*What you have to do*
Using the records provided below, locate and copy each line that contains the word "nROBOTIK".

*Material for this task*

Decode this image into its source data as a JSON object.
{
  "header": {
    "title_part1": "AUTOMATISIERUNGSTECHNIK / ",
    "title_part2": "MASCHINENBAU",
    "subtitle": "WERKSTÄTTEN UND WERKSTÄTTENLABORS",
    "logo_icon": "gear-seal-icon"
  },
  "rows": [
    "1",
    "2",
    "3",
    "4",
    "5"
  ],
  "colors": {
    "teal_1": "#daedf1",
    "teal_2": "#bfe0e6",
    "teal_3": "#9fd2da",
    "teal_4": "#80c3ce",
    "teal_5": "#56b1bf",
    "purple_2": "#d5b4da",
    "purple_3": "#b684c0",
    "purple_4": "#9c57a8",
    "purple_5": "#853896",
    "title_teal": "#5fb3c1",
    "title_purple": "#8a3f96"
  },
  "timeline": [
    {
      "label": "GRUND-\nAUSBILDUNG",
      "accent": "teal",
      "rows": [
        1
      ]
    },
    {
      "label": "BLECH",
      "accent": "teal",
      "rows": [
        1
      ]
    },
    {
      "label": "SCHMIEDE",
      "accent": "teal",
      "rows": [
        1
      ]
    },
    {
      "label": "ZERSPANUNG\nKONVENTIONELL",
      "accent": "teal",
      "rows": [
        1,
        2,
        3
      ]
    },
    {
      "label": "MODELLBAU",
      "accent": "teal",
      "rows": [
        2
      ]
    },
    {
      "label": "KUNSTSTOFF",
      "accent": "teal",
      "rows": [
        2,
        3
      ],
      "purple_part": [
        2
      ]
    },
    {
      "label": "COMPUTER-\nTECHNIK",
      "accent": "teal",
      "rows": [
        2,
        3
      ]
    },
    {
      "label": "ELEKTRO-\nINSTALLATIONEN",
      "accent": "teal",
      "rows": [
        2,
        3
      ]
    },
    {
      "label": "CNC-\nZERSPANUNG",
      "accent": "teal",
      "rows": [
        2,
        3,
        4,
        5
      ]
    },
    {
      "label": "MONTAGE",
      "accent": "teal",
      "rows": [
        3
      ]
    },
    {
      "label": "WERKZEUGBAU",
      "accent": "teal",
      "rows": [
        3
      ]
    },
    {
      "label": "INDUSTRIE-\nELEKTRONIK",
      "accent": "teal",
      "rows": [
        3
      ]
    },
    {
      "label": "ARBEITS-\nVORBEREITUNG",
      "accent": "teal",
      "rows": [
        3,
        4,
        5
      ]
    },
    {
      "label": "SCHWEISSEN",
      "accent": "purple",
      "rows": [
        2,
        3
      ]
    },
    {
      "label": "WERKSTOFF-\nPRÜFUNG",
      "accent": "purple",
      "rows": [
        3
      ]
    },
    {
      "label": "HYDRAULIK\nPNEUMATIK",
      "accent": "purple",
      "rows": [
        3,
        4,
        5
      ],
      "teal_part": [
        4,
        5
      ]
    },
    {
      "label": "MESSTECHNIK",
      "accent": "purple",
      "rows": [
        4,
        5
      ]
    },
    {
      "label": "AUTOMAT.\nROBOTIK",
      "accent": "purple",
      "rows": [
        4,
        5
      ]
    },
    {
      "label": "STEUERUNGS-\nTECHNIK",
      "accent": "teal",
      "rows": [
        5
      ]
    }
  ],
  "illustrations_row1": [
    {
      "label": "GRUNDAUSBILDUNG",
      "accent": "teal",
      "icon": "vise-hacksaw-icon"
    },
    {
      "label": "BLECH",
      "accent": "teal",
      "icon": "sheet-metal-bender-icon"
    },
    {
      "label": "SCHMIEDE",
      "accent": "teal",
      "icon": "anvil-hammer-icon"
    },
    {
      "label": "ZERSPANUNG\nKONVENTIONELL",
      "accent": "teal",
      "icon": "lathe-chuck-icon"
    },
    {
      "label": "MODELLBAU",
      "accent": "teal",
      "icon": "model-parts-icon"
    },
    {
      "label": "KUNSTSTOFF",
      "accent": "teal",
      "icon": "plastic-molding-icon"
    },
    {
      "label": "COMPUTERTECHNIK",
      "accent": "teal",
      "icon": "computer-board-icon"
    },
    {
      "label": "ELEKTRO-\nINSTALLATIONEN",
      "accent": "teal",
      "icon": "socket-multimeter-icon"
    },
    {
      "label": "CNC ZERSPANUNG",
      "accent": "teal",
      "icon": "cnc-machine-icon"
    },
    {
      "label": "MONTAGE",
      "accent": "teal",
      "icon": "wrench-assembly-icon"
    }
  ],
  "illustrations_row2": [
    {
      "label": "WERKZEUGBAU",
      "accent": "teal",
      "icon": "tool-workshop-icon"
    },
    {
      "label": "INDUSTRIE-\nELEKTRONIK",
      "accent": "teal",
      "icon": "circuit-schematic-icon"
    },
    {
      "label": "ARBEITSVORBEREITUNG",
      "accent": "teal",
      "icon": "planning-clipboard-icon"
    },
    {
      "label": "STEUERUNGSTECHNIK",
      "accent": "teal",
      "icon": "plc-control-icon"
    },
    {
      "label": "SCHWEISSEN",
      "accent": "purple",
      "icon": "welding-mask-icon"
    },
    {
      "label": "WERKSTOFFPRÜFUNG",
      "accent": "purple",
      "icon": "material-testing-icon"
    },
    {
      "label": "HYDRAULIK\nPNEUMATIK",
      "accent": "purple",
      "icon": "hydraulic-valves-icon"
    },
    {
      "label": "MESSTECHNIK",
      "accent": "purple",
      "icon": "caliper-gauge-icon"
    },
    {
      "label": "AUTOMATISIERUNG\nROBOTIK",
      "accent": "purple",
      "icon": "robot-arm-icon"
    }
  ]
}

*Worked answer*
      "label": "AUTOMAT.\nROBOTIK",
      "label": "AUTOMATISIERUNG\nROBOTIK",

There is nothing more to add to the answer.